[Required work]:
Reproduce all entries precisely as they are written.

**********

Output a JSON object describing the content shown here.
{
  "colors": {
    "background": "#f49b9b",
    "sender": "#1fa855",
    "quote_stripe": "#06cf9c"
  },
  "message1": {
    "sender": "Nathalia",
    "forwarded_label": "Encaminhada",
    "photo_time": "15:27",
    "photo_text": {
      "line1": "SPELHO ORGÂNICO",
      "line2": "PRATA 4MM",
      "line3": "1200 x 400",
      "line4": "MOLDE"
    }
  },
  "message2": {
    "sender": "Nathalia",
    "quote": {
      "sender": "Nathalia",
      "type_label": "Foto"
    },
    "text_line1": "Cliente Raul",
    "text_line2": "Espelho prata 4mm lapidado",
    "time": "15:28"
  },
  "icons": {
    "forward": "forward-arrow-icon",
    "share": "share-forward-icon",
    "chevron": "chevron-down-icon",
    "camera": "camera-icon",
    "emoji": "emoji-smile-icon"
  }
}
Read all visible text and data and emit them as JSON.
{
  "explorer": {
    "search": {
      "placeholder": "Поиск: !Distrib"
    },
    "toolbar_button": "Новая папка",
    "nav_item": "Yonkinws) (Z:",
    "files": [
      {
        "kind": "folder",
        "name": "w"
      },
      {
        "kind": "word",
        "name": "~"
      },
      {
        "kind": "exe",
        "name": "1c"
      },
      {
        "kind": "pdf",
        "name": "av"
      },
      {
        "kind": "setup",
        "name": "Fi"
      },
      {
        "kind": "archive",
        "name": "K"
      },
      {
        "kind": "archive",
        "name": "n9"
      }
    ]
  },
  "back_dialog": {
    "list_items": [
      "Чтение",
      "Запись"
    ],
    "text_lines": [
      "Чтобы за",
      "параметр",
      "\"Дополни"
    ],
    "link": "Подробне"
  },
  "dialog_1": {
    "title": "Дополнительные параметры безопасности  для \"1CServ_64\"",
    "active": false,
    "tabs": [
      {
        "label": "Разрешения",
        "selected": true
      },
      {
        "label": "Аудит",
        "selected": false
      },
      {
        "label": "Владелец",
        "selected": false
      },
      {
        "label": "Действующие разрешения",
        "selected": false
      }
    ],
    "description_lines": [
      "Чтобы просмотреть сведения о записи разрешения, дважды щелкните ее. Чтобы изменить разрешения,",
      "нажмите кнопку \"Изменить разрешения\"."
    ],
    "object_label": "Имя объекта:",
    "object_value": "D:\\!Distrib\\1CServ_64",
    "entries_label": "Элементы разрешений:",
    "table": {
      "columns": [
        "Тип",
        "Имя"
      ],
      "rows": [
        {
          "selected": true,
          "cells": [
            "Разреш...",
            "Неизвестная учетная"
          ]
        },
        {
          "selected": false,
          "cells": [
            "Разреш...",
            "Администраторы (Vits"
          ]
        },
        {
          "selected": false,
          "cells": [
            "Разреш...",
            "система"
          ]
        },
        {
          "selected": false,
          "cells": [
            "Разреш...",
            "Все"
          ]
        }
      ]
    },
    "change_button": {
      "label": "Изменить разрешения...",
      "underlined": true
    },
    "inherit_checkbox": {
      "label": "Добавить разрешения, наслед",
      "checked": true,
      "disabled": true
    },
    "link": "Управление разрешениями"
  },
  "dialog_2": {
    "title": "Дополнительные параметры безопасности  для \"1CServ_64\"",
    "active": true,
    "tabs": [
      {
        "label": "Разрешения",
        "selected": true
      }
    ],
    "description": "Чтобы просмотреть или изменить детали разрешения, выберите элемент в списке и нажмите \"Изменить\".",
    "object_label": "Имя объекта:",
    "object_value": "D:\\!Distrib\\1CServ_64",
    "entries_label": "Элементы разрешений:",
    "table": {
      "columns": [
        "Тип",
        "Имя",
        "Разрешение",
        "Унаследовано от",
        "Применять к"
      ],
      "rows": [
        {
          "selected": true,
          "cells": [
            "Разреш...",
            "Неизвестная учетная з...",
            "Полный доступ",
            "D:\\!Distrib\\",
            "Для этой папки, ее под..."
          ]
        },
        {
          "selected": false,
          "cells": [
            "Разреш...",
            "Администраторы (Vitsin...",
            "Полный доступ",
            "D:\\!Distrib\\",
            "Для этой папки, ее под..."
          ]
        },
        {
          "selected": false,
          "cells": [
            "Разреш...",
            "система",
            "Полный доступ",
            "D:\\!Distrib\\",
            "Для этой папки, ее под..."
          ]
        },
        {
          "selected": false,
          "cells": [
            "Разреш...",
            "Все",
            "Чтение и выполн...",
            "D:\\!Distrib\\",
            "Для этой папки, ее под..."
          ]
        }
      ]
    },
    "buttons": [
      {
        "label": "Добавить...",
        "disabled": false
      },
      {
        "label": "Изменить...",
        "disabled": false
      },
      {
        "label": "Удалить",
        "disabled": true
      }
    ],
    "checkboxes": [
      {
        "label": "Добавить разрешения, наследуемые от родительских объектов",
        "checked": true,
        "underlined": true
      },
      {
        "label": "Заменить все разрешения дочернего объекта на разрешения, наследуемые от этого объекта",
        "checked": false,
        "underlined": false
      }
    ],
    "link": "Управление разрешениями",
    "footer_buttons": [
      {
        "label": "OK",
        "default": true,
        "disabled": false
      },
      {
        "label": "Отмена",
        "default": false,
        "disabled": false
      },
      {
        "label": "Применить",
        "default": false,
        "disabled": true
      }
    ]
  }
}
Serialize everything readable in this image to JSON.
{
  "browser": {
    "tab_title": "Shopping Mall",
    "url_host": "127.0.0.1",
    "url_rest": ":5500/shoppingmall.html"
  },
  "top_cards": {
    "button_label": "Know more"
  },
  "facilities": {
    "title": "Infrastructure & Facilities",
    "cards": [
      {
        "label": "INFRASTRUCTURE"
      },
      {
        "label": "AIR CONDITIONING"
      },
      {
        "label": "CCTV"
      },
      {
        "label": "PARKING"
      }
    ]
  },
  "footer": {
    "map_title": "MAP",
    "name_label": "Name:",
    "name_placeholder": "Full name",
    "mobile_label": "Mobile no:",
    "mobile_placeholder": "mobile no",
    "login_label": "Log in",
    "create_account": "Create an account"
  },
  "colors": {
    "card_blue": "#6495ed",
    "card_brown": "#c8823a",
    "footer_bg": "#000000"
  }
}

**********

[Response to the exercise]:
Output a JSON object describing the content shown here.
{
  "colors": {
    "background": "#f49b9b",
    "sender": "#1fa855",
    "quote_stripe": "#06cf9c"
  },
  "message1": {
    "sender": "Nathalia",
    "forwarded_label": "Encaminhada",
    "photo_time": "15:27",
    "photo_text": {
      "line1": "SPELHO ORGÂNICO",
      "line2": "PRATA 4MM",
      "line3": "1200 x 400",
      "line4": "MOLDE"
    }
  },
  "message2": {
    "sender": "Nathalia",
    "quote": {
      "sender": "Nathalia",
      "type_label": "Foto"
    },
    "text_line1": "Cliente Raul",
    "text_line2": "Espelho prata 4mm lapidado",
    "time": "15:28"
  },
  "icons": {
    "forward": "forward-arrow-icon",
    "share": "share-forward-icon",
    "chevron": "chevron-down-icon",
    "camera": "camera-icon",
    "emoji": "emoji-smile-icon"
  }
}
Read all visible text and data and emit them as JSON.
{
  "explorer": {
    "search": {
      "placeholder": "Поиск: !Distrib"
    },
    "toolbar_button": "Новая папка",
    "nav_item": "Yonkinws) (Z:",
    "files": [
      {
        "kind": "folder",
        "name": "w"
      },
      {
        "kind": "word",
        "name": "~"
      },
      {
        "kind": "exe",
        "name": "1c"
      },
      {
        "kind": "pdf",
        "name": "av"
      },
      {
        "kind": "setup",
        "name": "Fi"
      },
      {
        "kind": "archive",
        "name": "K"
      },
      {
        "kind": "archive",
        "name": "n9"
      }
    ]
  },
  "back_dialog": {
    "list_items": [
      "Чтение",
      "Запись"
    ],
    "text_lines": [
      "Чтобы за",
      "параметр",
      "\"Дополни"
    ],
    "link": "Подробне"
  },
  "dialog_1": {
    "title": "Дополнительные параметры безопасности  для \"1CServ_64\"",
    "active": false,
    "tabs": [
      {
        "label": "Разрешения",
        "selected": true
      },
      {
        "label": "Аудит",
        "selected": false
      },
      {
        "label": "Владелец",
        "selected": false
      },
      {
        "label": "Действующие разрешения",
        "selected": false
      }
    ],
    "description_lines": [
      "Чтобы просмотреть сведения о записи разрешения, дважды щелкните ее. Чтобы изменить разрешения,",
      "нажмите кнопку \"Изменить разрешения\"."
    ],
    "object_label": "Имя объекта:",
    "object_value": "D:\\!Distrib\\1CServ_64",
    "entries_label": "Элементы разрешений:",
    "table": {
      "columns": [
        "Тип",
        "Имя"
      ],
      "rows": [
        {
          "selected": true,
          "cells": [
            "Разреш...",
            "Неизвестная учетная"
          ]
        },
        {
          "selected": false,
          "cells": [
            "Разреш...",
            "Администраторы (Vits"
          ]
        },
        {
          "selected": false,
          "cells": [
            "Разреш...",
            "система"
          ]
        },
        {
          "selected": false,
          "cells": [
            "Разреш...",
            "Все"
          ]
        }
      ]
    },
    "change_button": {
      "label": "Изменить разрешения...",
      "underlined": true
    },
    "inherit_checkbox": {
      "label": "Добавить разрешения, наслед",
      "checked": true,
      "disabled": true
    },
    "link": "Управление разрешениями"
  },
  "dialog_2": {
    "title": "Дополнительные параметры безопасности  для \"1CServ_64\"",
    "active": true,
    "tabs": [
      {
        "label": "Разрешения",
        "selected": true
      }
    ],
    "description": "Чтобы просмотреть или изменить детали разрешения, выберите элемент в списке и нажмите \"Изменить\".",
    "object_label": "Имя объекта:",
    "object_value": "D:\\!Distrib\\1CServ_64",
    "entries_label": "Элементы разрешений:",
    "table": {
      "columns": [
        "Тип",
        "Имя",
        "Разрешение",
        "Унаследовано от",
        "Применять к"
      ],
      "rows": [
        {
          "selected": true,
          "cells": [
            "Разреш...",
            "Неизвестная учетная з...",
            "Полный доступ",
            "D:\\!Distrib\\",
            "Для этой папки, ее под..."
          ]
        },
        {
          "selected": false,
          "cells": [
            "Разреш...",
            "Администраторы (Vitsin...",
            "Полный доступ",
            "D:\\!Distrib\\",
            "Для этой папки, ее под..."
          ]
        },
        {
          "selected": false,
          "cells": [
            "Разреш...",
            "система",
            "Полный доступ",
            "D:\\!Distrib\\",
            "Для этой папки, ее под..."
          ]
        },
        {
          "selected": false,
          "cells": [
            "Разреш...",
            "Все",
            "Чтение и выполн...",
            "D:\\!Distrib\\",
            "Для этой папки, ее под..."
          ]
        }
      ]
    },
    "buttons": [
      {
        "label": "Добавить...",
        "disabled": false
      },
      {
        "label": "Изменить...",
        "disabled": false
      },
      {
        "label": "Удалить",
        "disabled": true
      }
    ],
    "checkboxes": [
      {
        "label": "Добавить разрешения, наследуемые от родительских объектов",
        "checked": true,
        "underlined": true
      },
      {
        "label": "Заменить все разрешения дочернего объекта на разрешения, наследуемые от этого объекта",
        "checked": false,
        "underlined": false
      }
    ],
    "link": "Управление разрешениями",
    "footer_buttons": [
      {
        "label": "OK",
        "default": true,
        "disabled": false
      },
      {
        "label": "Отмена",
        "default": false,
        "disabled": false
      },
      {
        "label": "Применить",
        "default": false,
        "disabled": true
      }
    ]
  }
}
Serialize everything readable in this image to JSON.
{
  "browser": {
    "tab_title": "Shopping Mall",
    "url_host": "127.0.0.1",
    "url_rest": ":5500/shoppingmall.html"
  },
  "top_cards": {
    "button_label": "Know more"
  },
  "facilities": {
    "title": "Infrastructure & Facilities",
    "cards": [
      {
        "label": "INFRASTRUCTURE"
      },
      {
        "label": "AIR CONDITIONING"
      },
      {
        "label": "CCTV"
      },
      {
        "label": "PARKING"
      }
    ]
  },
  "footer": {
    "map_title": "MAP",
    "name_label": "Name:",
    "name_placeholder": "Full name",
    "mobile_label": "Mobile no:",
    "mobile_placeholder": "mobile no",
    "login_label": "Log in",
    "create_account": "Create an account"
  },
  "colors": {
    "card_blue": "#6495ed",
    "card_brown": "#c8823a",
    "footer_bg": "#000000"
  }
}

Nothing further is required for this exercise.